(Source data)

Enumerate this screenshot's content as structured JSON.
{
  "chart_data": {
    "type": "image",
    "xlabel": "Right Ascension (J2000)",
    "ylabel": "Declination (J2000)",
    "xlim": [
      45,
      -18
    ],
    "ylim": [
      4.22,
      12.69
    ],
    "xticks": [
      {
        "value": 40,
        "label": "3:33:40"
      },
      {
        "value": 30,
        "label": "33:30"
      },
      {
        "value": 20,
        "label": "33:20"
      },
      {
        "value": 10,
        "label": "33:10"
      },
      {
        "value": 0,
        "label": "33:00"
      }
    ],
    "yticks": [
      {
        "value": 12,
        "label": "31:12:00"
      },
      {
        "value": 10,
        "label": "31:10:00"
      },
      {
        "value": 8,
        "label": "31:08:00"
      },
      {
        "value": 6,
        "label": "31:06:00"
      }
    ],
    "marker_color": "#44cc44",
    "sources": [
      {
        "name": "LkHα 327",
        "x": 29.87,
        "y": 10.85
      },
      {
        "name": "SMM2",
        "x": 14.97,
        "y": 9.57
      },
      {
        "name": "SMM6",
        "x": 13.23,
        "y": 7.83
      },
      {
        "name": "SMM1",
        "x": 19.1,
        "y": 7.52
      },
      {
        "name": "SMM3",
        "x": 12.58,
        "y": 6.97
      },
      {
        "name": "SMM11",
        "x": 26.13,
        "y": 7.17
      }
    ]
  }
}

Short exercise:
Respond with nothing but the number of lines in the entries that contain the string "value".

Solution to this task:
9